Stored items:
╔══

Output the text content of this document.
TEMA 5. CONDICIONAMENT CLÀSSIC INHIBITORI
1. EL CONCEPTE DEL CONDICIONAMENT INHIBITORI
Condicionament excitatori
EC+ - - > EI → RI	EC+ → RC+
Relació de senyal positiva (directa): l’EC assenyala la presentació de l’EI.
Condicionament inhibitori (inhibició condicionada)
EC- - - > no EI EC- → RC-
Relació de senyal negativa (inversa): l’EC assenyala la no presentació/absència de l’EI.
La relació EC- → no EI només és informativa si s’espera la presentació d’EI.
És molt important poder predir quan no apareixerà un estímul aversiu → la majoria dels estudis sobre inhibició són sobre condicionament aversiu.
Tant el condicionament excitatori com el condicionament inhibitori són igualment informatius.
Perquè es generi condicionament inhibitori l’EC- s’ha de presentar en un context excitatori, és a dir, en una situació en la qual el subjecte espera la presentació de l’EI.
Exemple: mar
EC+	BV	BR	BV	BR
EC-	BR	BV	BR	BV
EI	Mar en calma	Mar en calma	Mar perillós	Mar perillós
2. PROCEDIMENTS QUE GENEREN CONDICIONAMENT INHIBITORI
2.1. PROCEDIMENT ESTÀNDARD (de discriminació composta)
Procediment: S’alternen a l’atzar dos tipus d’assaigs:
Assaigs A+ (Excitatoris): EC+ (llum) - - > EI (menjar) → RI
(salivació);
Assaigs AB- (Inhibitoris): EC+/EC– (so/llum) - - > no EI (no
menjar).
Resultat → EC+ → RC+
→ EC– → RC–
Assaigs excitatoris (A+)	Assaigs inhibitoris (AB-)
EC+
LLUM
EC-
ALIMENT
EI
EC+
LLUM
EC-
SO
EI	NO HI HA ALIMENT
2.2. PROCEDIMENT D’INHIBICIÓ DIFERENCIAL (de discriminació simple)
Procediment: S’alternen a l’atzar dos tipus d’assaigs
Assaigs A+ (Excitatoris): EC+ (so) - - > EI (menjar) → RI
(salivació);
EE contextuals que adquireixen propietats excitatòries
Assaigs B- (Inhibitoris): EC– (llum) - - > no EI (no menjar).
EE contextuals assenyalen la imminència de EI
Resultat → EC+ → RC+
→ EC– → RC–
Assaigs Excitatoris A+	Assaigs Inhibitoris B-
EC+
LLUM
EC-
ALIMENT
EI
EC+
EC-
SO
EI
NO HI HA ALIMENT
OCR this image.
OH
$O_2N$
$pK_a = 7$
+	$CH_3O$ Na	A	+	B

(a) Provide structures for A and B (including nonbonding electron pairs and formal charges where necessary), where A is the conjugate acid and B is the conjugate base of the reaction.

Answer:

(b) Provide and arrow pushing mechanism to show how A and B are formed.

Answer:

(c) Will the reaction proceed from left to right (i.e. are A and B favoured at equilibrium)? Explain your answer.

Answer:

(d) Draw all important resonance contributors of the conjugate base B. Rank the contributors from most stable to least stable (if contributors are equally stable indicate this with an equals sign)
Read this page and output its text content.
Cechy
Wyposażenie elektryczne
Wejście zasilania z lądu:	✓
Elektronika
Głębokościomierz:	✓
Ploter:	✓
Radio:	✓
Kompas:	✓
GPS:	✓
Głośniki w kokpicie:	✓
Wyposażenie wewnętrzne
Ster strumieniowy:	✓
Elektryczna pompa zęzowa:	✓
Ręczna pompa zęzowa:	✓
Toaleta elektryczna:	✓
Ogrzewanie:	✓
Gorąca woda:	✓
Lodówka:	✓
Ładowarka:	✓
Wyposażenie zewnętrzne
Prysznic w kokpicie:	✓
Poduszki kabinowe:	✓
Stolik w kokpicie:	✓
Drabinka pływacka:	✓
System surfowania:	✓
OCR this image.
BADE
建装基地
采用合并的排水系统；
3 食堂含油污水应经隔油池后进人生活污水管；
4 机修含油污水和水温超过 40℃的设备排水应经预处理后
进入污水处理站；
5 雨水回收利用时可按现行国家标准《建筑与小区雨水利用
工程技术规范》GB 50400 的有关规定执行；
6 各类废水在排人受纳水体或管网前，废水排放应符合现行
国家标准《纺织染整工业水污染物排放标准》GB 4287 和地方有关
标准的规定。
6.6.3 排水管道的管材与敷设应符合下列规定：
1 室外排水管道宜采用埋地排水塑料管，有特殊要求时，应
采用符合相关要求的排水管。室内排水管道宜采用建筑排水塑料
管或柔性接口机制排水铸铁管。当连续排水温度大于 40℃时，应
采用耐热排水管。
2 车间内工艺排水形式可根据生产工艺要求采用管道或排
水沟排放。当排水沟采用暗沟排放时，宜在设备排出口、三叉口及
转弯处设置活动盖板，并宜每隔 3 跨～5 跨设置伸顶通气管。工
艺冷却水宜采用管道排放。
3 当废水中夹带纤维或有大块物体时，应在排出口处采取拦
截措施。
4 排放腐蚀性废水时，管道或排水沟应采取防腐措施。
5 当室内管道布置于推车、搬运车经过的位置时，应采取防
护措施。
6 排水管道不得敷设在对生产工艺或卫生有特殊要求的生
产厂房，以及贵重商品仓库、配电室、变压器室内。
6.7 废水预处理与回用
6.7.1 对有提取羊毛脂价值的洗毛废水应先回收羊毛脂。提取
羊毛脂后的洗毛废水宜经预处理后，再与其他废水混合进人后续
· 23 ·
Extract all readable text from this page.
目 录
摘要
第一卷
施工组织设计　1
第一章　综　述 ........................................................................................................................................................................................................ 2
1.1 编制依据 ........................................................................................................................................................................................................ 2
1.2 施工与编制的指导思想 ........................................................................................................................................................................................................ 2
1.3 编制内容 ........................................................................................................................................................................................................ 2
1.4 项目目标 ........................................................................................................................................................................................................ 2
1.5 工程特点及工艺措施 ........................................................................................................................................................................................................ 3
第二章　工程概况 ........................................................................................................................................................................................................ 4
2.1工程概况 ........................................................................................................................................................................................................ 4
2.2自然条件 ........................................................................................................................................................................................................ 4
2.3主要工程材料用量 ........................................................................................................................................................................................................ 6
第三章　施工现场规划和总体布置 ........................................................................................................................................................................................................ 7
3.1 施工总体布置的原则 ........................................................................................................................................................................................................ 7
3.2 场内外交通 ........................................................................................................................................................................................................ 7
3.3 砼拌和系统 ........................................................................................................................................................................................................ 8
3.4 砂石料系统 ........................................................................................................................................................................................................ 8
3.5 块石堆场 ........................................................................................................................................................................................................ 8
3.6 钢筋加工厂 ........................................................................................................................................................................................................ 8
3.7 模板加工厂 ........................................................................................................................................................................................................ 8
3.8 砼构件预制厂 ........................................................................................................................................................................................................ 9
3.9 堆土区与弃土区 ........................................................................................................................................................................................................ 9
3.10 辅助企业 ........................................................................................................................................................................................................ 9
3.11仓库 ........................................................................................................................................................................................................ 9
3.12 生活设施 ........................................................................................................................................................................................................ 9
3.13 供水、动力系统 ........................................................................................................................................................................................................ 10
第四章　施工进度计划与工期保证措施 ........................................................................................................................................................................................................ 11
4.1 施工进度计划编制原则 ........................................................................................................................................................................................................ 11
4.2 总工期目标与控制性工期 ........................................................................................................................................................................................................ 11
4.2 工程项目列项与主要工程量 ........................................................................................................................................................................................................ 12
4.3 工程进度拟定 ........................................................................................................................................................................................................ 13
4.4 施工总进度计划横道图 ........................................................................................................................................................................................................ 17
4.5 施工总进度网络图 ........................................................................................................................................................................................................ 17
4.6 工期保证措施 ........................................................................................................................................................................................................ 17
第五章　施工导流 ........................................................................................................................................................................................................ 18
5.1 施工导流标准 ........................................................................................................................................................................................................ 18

╚══

■ Written instruction: Please output the complete data exactly.

■ Output of the task:
Output the text content of this document.
TEMA 5. CONDICIONAMENT CLÀSSIC INHIBITORI
1. EL CONCEPTE DEL CONDICIONAMENT INHIBITORI
Condicionament excitatori
EC+ - - > EI → RI	EC+ → RC+
Relació de senyal positiva (directa): l’EC assenyala la presentació de l’EI.
Condicionament inhibitori (inhibició condicionada)
EC- - - > no EI EC- → RC-
Relació de senyal negativa (inversa): l’EC assenyala la no presentació/absència de l’EI.
La relació EC- → no EI només és informativa si s’espera la presentació d’EI.
És molt important poder predir quan no apareixerà un estímul aversiu → la majoria dels estudis sobre inhibició són sobre condicionament aversiu.
Tant el condicionament excitatori com el condicionament inhibitori són igualment informatius.
Perquè es generi condicionament inhibitori l’EC- s’ha de presentar en un context excitatori, és a dir, en una situació en la qual el subjecte espera la presentació de l’EI.
Exemple: mar
EC+	BV	BR	BV	BR
EC-	BR	BV	BR	BV
EI	Mar en calma	Mar en calma	Mar perillós	Mar perillós
2. PROCEDIMENTS QUE GENEREN CONDICIONAMENT INHIBITORI
2.1. PROCEDIMENT ESTÀNDARD (de discriminació composta)
Procediment: S’alternen a l’atzar dos tipus d’assaigs:
Assaigs A+ (Excitatoris): EC+ (llum) - - > EI (menjar) → RI
(salivació);
Assaigs AB- (Inhibitoris): EC+/EC– (so/llum) - - > no EI (no
menjar).
Resultat → EC+ → RC+
→ EC– → RC–
Assaigs excitatoris (A+)	Assaigs inhibitoris (AB-)
EC+
LLUM
EC-
ALIMENT
EI
EC+
LLUM
EC-
SO
EI	NO HI HA ALIMENT
2.2. PROCEDIMENT D’INHIBICIÓ DIFERENCIAL (de discriminació simple)
Procediment: S’alternen a l’atzar dos tipus d’assaigs
Assaigs A+ (Excitatoris): EC+ (so) - - > EI (menjar) → RI
(salivació);
EE contextuals que adquireixen propietats excitatòries
Assaigs B- (Inhibitoris): EC– (llum) - - > no EI (no menjar).
EE contextuals assenyalen la imminència de EI
Resultat → EC+ → RC+
→ EC– → RC–
Assaigs Excitatoris A+	Assaigs Inhibitoris B-
EC+
LLUM
EC-
ALIMENT
EI
EC+
EC-
SO
EI
NO HI HA ALIMENT
OCR this image.
OH
$O_2N$
$pK_a = 7$
+	$CH_3O$ Na	A	+	B

(a) Provide structures for A and B (including nonbonding electron pairs and formal charges where necessary), where A is the conjugate acid and B is the conjugate base of the reaction.

Answer:

(b) Provide and arrow pushing mechanism to show how A and B are formed.

Answer:

(c) Will the reaction proceed from left to right (i.e. are A and B favoured at equilibrium)? Explain your answer.

Answer:

(d) Draw all important resonance contributors of the conjugate base B. Rank the contributors from most stable to least stable (if contributors are equally stable indicate this with an equals sign)
Read this page and output its text content.
Cechy
Wyposażenie elektryczne
Wejście zasilania z lądu:	✓
Elektronika
Głębokościomierz:	✓
Ploter:	✓
Radio:	✓
Kompas:	✓
GPS:	✓
Głośniki w kokpicie:	✓
Wyposażenie wewnętrzne
Ster strumieniowy:	✓
Elektryczna pompa zęzowa:	✓
Ręczna pompa zęzowa:	✓
Toaleta elektryczna:	✓
Ogrzewanie:	✓
Gorąca woda:	✓
Lodówka:	✓
Ładowarka:	✓
Wyposażenie zewnętrzne
Prysznic w kokpicie:	✓
Poduszki kabinowe:	✓
Stolik w kokpicie:	✓
Drabinka pływacka:	✓
System surfowania:	✓
OCR this image.
BADE
建装基地
采用合并的排水系统；
3 食堂含油污水应经隔油池后进人生活污水管；
4 机修含油污水和水温超过 40℃的设备排水应经预处理后
进入污水处理站；
5 雨水回收利用时可按现行国家标准《建筑与小区雨水利用
工程技术规范》GB 50400 的有关规定执行；
6 各类废水在排人受纳水体或管网前，废水排放应符合现行
国家标准《纺织染整工业水污染物排放标准》GB 4287 和地方有关
标准的规定。
6.6.3 排水管道的管材与敷设应符合下列规定：
1 室外排水管道宜采用埋地排水塑料管，有特殊要求时，应
采用符合相关要求的排水管。室内排水管道宜采用建筑排水塑料
管或柔性接口机制排水铸铁管。当连续排水温度大于 40℃时，应
采用耐热排水管。
2 车间内工艺排水形式可根据生产工艺要求采用管道或排
水沟排放。当排水沟采用暗沟排放时，宜在设备排出口、三叉口及
转弯处设置活动盖板，并宜每隔 3 跨～5 跨设置伸顶通气管。工
艺冷却水宜采用管道排放。
3 当废水中夹带纤维或有大块物体时，应在排出口处采取拦
截措施。
4 排放腐蚀性废水时，管道或排水沟应采取防腐措施。
5 当室内管道布置于推车、搬运车经过的位置时，应采取防
护措施。
6 排水管道不得敷设在对生产工艺或卫生有特殊要求的生
产厂房，以及贵重商品仓库、配电室、变压器室内。
6.7 废水预处理与回用
6.7.1 对有提取羊毛脂价值的洗毛废水应先回收羊毛脂。提取
羊毛脂后的洗毛废水宜经预处理后，再与其他废水混合进人后续
· 23 ·
Extract all readable text from this page.
目 录
摘要
第一卷
施工组织设计　1
第一章　综　述 ........................................................................................................................................................................................................ 2
1.1 编制依据 ........................................................................................................................................................................................................ 2
1.2 施工与编制的指导思想 ........................................................................................................................................................................................................ 2
1.3 编制内容 ........................................................................................................................................................................................................ 2
1.4 项目目标 ........................................................................................................................................................................................................ 2
1.5 工程特点及工艺措施 ........................................................................................................................................................................................................ 3
第二章　工程概况 ........................................................................................................................................................................................................ 4
2.1工程概况 ........................................................................................................................................................................................................ 4
2.2自然条件 ........................................................................................................................................................................................................ 4
2.3主要工程材料用量 ........................................................................................................................................................................................................ 6
第三章　施工现场规划和总体布置 ........................................................................................................................................................................................................ 7
3.1 施工总体布置的原则 ........................................................................................................................................................................................................ 7
3.2 场内外交通 ........................................................................................................................................................................................................ 7
3.3 砼拌和系统 ........................................................................................................................................................................................................ 8
3.4 砂石料系统 ........................................................................................................................................................................................................ 8
3.5 块石堆场 ........................................................................................................................................................................................................ 8
3.6 钢筋加工厂 ........................................................................................................................................................................................................ 8
3.7 模板加工厂 ........................................................................................................................................................................................................ 8
3.8 砼构件预制厂 ........................................................................................................................................................................................................ 9
3.9 堆土区与弃土区 ........................................................................................................................................................................................................ 9
3.10 辅助企业 ........................................................................................................................................................................................................ 9
3.11仓库 ........................................................................................................................................................................................................ 9
3.12 生活设施 ........................................................................................................................................................................................................ 9
3.13 供水、动力系统 ........................................................................................................................................................................................................ 10
第四章　施工进度计划与工期保证措施 ........................................................................................................................................................................................................ 11
4.1 施工进度计划编制原则 ........................................................................................................................................................................................................ 11
4.2 总工期目标与控制性工期 ........................................................................................................................................................................................................ 11
4.2 工程项目列项与主要工程量 ........................................................................................................................................................................................................ 12
4.3 工程进度拟定 ........................................................................................................................................................................................................ 13
4.4 施工总进度计划横道图 ........................................................................................................................................................................................................ 17
4.5 施工总进度网络图 ........................................................................................................................................................................................................ 17
4.6 工期保证措施 ........................................................................................................................................................................................................ 17
第五章　施工导流 ........................................................................................................................................................................................................ 18
5.1 施工导流标准 ........................................................................................................................................................................................................ 18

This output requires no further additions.